* Extracted data entries
◇ ◇ ◇ ◇

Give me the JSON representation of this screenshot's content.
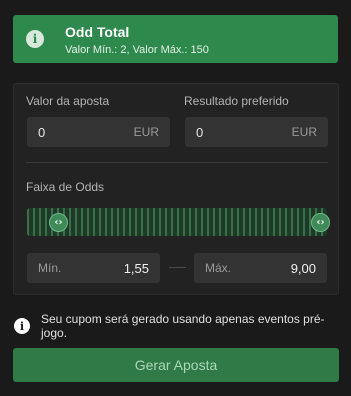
{
  "banner": {
    "title": "Odd Total",
    "subtitle": "Valor Mín.: 2, Valor Máx.: 150",
    "icon": "info-icon"
  },
  "stake": {
    "label": "Valor da aposta",
    "value": "0",
    "currency": "EUR"
  },
  "desired_result": {
    "label": "Resultado preferido",
    "value": "0",
    "currency": "EUR"
  },
  "odds_range": {
    "label": "Faixa de Odds",
    "min_placeholder": "Mín.",
    "min_value": "1,55",
    "max_placeholder": "Máx.",
    "max_value": "9,00",
    "handle_glyph": "‹›"
  },
  "notice": {
    "text": "Seu cupom será gerado usando apenas eventos pré-jogo.",
    "icon": "info-icon"
  },
  "cta": {
    "label": "Gerar Aposta"
  },
  "colors": {
    "accent": "#2e8a4c",
    "button": "#2f7a47",
    "background": "#1a1a1a",
    "panel": "#222222",
    "input": "#333333"
  }
}
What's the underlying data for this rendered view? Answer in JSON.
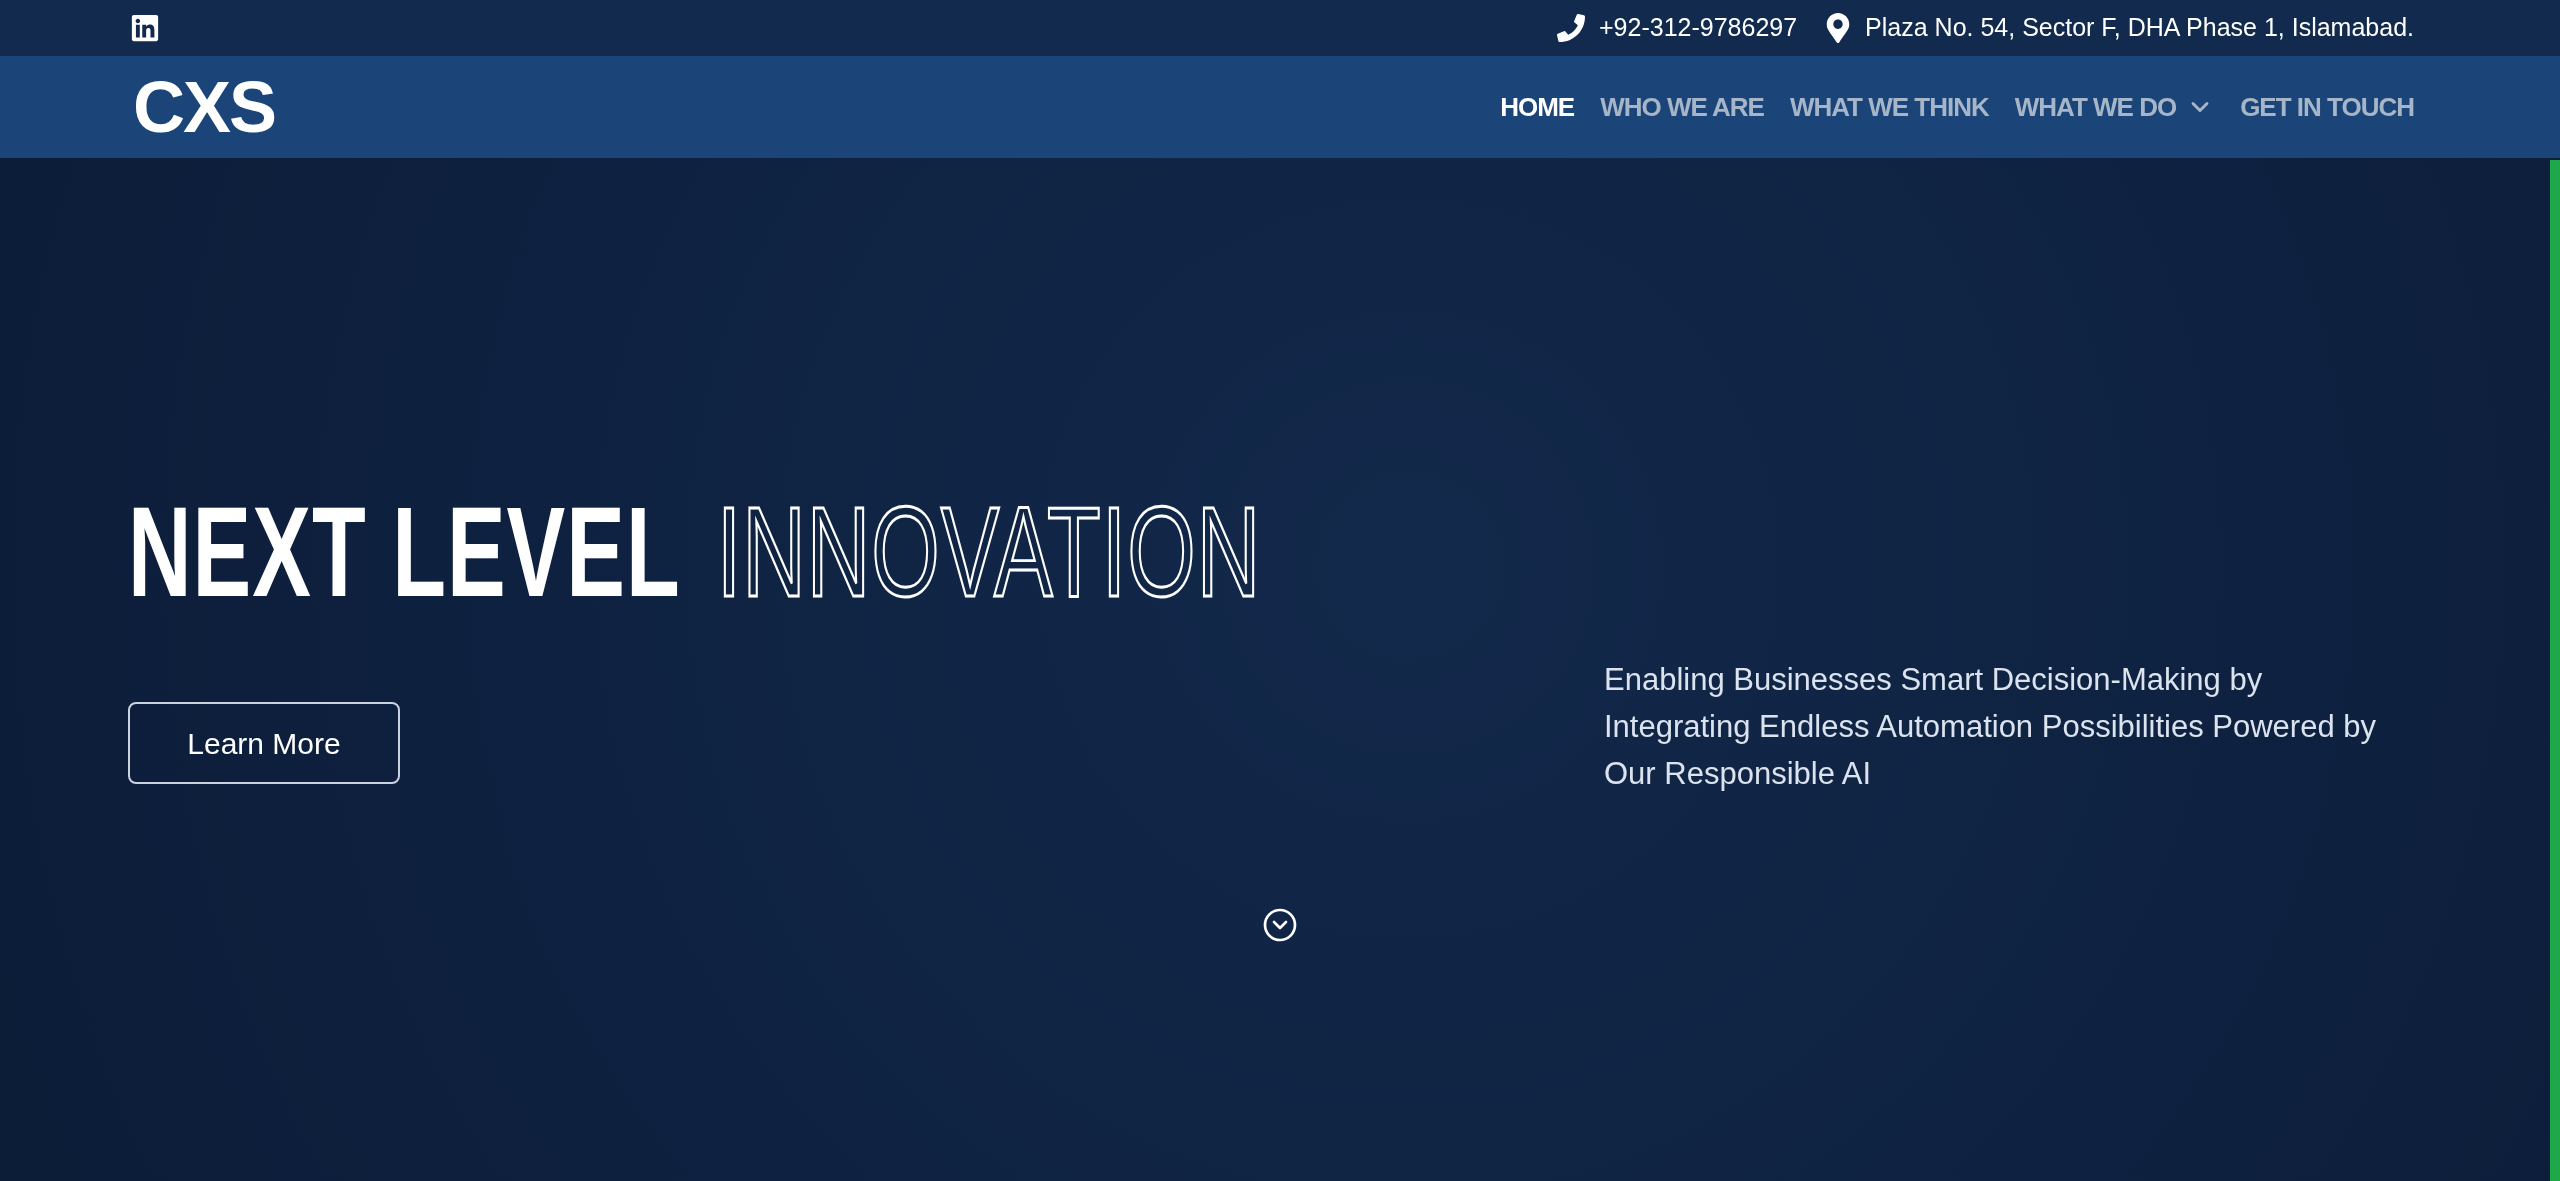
{
  "top_bar": {
    "phone": "+92-312-9786297",
    "address": "Plaza No. 54, Sector F, DHA Phase 1, Islamabad."
  },
  "header": {
    "logo": "CXS",
    "nav": [
      {
        "label": "HOME",
        "selected": true,
        "dropdown": false
      },
      {
        "label": "WHO WE ARE",
        "selected": false,
        "dropdown": false
      },
      {
        "label": "WHAT WE THINK",
        "selected": false,
        "dropdown": false
      },
      {
        "label": "WHAT WE DO",
        "selected": false,
        "dropdown": true
      },
      {
        "label": "GET IN TOUCH",
        "selected": false,
        "dropdown": false
      }
    ]
  },
  "hero": {
    "headline_solid": "NEXT LEVEL",
    "headline_outline": "INNOVATION",
    "button": "Learn More",
    "description": "Enabling Businesses Smart Decision-Making by Integrating Endless Automation Possibilities Powered by Our Responsible AI"
  }
}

◇ ◇ ◇ ◇

* Exercise prompt
Reproduce nothing but the lines that run from the line containing "What's the underlying" through the last line of the records, inclusive. Omit the pictures.

* Response to this exercise
What's the underlying data for this rendered view? Answer in JSON.
{
  "top_bar": {
    "phone": "+92-312-9786297",
    "address": "Plaza No. 54, Sector F, DHA Phase 1, Islamabad."
  },
  "header": {
    "logo": "CXS",
    "nav": [
      {
        "label": "HOME",
        "selected": true,
        "dropdown": false
      },
      {
        "label": "WHO WE ARE",
        "selected": false,
        "dropdown": false
      },
      {
        "label": "WHAT WE THINK",
        "selected": false,
        "dropdown": false
      },
      {
        "label": "WHAT WE DO",
        "selected": false,
        "dropdown": true
      },
      {
        "label": "GET IN TOUCH",
        "selected": false,
        "dropdown": false
      }
    ]
  },
  "hero": {
    "headline_solid": "NEXT LEVEL",
    "headline_outline": "INNOVATION",
    "button": "Learn More",
    "description": "Enabling Businesses Smart Decision-Making by Integrating Endless Automation Possibilities Powered by Our Responsible AI"
  }
}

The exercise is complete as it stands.